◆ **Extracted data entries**
[Begin]

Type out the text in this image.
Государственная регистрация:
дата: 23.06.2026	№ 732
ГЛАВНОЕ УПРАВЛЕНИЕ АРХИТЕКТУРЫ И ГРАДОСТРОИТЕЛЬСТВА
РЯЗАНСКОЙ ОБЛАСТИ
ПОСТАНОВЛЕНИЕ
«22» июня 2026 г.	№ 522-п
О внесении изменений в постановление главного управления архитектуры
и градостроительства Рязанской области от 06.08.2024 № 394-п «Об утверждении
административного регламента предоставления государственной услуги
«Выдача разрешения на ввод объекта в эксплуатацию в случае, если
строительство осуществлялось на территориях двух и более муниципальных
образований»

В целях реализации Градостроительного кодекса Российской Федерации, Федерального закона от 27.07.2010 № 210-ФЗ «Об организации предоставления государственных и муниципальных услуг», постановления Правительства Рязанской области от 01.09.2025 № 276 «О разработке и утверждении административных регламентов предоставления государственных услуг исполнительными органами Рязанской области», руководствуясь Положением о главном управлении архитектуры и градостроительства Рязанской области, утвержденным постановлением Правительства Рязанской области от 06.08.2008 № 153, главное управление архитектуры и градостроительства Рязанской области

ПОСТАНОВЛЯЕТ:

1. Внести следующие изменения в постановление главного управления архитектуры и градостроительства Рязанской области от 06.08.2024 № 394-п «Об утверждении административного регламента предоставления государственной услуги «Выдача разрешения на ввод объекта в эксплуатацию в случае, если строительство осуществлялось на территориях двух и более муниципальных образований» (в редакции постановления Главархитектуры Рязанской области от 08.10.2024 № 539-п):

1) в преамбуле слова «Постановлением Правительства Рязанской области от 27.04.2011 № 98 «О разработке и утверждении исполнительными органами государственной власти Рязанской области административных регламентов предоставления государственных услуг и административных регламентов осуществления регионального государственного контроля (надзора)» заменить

[End]

All the entries above need to be reproduced exactly.

◆ **Answer for this exercise**
Type out the text in this image.
Государственная регистрация:
дата: 23.06.2026	№ 732
ГЛАВНОЕ УПРАВЛЕНИЕ АРХИТЕКТУРЫ И ГРАДОСТРОИТЕЛЬСТВА
РЯЗАНСКОЙ ОБЛАСТИ
ПОСТАНОВЛЕНИЕ
«22» июня 2026 г.	№ 522-п
О внесении изменений в постановление главного управления архитектуры
и градостроительства Рязанской области от 06.08.2024 № 394-п «Об утверждении
административного регламента предоставления государственной услуги
«Выдача разрешения на ввод объекта в эксплуатацию в случае, если
строительство осуществлялось на территориях двух и более муниципальных
образований»

В целях реализации Градостроительного кодекса Российской Федерации, Федерального закона от 27.07.2010 № 210-ФЗ «Об организации предоставления государственных и муниципальных услуг», постановления Правительства Рязанской области от 01.09.2025 № 276 «О разработке и утверждении административных регламентов предоставления государственных услуг исполнительными органами Рязанской области», руководствуясь Положением о главном управлении архитектуры и градостроительства Рязанской области, утвержденным постановлением Правительства Рязанской области от 06.08.2008 № 153, главное управление архитектуры и градостроительства Рязанской области

ПОСТАНОВЛЯЕТ:

1. Внести следующие изменения в постановление главного управления архитектуры и градостроительства Рязанской области от 06.08.2024 № 394-п «Об утверждении административного регламента предоставления государственной услуги «Выдача разрешения на ввод объекта в эксплуатацию в случае, если строительство осуществлялось на территориях двух и более муниципальных образований» (в редакции постановления Главархитектуры Рязанской области от 08.10.2024 № 539-п):

1) в преамбуле слова «Постановлением Правительства Рязанской области от 27.04.2011 № 98 «О разработке и утверждении исполнительными органами государственной власти Рязанской области административных регламентов предоставления государственных услуг и административных регламентов осуществления регионального государственного контроля (надзора)» заменить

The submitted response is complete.